### Written problem
Your task is to copy every line of the entries that contains "JSON".

(Figure record listings)
..........

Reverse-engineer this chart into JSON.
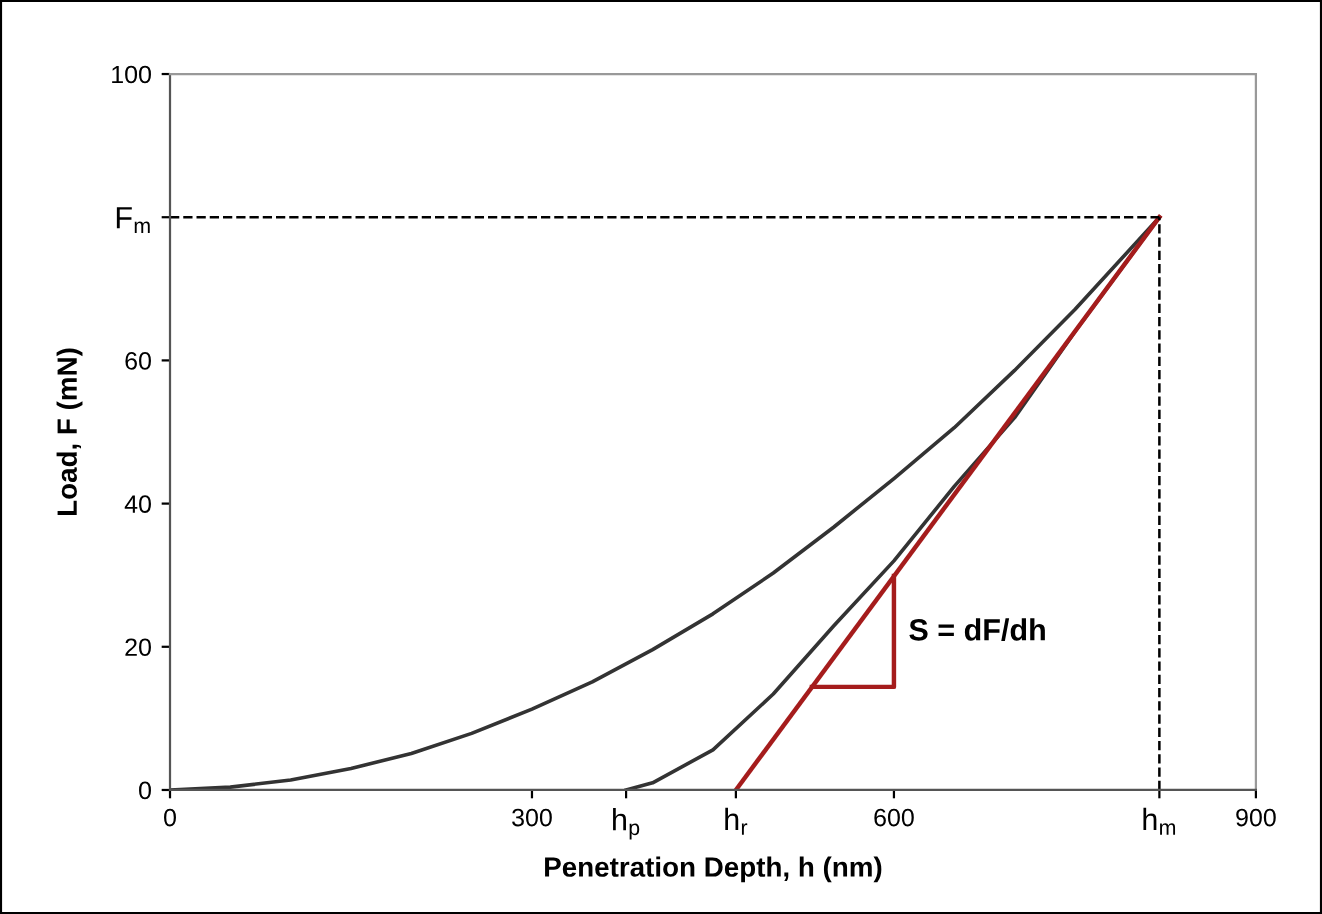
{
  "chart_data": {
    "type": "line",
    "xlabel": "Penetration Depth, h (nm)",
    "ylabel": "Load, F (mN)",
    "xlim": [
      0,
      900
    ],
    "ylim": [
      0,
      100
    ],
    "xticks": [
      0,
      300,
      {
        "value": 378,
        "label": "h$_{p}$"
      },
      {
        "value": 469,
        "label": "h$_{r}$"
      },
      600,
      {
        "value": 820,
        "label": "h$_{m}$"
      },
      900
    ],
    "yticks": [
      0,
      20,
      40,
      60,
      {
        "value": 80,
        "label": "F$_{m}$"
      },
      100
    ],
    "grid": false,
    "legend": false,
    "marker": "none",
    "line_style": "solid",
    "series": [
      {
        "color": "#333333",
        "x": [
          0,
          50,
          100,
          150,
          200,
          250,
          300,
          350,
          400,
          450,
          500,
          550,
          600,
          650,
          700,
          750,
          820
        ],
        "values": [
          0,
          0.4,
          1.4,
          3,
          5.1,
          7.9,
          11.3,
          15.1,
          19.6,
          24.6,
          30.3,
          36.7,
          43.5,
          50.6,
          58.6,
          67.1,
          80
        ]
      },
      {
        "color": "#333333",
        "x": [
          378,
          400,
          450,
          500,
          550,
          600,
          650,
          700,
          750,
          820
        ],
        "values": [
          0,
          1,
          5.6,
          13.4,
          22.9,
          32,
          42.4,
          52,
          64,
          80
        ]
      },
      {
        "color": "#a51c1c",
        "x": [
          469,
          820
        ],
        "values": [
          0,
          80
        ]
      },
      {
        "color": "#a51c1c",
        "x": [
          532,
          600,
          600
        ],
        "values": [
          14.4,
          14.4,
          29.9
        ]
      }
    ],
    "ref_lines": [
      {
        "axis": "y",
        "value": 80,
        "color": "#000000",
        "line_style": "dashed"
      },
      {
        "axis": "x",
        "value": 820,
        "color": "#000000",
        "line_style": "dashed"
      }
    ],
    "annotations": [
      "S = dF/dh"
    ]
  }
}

..........

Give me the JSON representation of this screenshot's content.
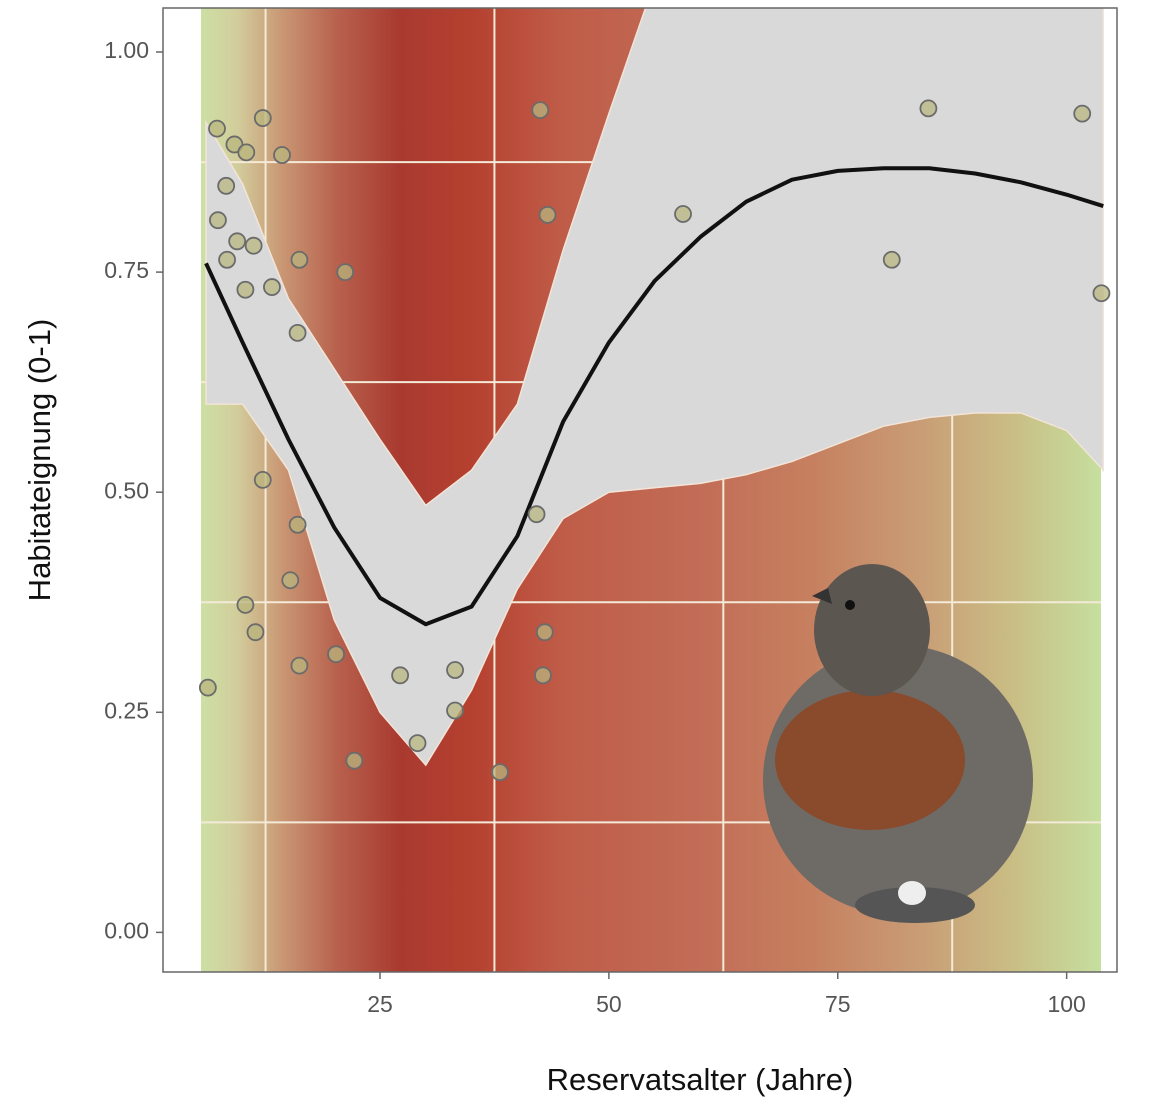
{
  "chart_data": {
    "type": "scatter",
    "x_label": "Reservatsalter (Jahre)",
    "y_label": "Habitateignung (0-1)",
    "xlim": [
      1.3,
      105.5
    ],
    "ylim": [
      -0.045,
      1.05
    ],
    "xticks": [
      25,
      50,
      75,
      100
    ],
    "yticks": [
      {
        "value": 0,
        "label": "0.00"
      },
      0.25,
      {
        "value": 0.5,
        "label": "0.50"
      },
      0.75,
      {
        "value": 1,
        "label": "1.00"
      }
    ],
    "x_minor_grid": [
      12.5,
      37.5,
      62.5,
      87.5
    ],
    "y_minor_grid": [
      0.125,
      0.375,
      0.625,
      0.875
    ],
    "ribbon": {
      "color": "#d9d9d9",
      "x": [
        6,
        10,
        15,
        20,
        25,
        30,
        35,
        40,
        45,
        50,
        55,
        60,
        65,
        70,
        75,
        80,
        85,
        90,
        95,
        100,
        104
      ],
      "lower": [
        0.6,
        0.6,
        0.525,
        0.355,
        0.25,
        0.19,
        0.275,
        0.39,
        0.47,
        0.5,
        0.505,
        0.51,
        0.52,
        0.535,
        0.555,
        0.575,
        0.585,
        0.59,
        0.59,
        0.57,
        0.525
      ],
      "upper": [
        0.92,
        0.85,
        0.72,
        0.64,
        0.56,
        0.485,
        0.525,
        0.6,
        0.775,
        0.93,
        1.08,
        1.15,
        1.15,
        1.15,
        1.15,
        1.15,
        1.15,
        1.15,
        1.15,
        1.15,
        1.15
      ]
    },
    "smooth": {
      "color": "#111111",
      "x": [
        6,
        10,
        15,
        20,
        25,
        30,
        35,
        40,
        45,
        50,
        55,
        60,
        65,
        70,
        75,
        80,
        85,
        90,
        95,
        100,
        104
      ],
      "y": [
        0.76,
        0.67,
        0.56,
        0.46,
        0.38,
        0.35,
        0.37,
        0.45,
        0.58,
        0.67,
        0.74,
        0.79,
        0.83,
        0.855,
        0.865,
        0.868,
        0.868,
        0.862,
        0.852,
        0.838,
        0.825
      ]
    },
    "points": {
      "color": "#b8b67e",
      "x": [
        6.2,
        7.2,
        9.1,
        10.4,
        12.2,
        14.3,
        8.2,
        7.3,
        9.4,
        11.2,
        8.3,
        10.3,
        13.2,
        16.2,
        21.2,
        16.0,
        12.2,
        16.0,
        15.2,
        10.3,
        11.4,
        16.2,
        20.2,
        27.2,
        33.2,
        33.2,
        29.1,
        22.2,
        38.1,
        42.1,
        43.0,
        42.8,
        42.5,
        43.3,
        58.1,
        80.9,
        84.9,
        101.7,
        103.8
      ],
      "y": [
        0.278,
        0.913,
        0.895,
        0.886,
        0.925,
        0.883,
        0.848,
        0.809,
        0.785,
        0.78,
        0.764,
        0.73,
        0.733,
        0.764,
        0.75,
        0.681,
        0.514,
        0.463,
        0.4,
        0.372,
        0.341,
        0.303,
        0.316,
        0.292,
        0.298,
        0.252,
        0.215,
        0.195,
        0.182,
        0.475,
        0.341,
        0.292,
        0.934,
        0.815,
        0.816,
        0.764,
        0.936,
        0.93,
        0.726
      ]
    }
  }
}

..........

### Response
Reverse-engineer this chart into JSON.
Give me the JSON representation of this screenshot's content.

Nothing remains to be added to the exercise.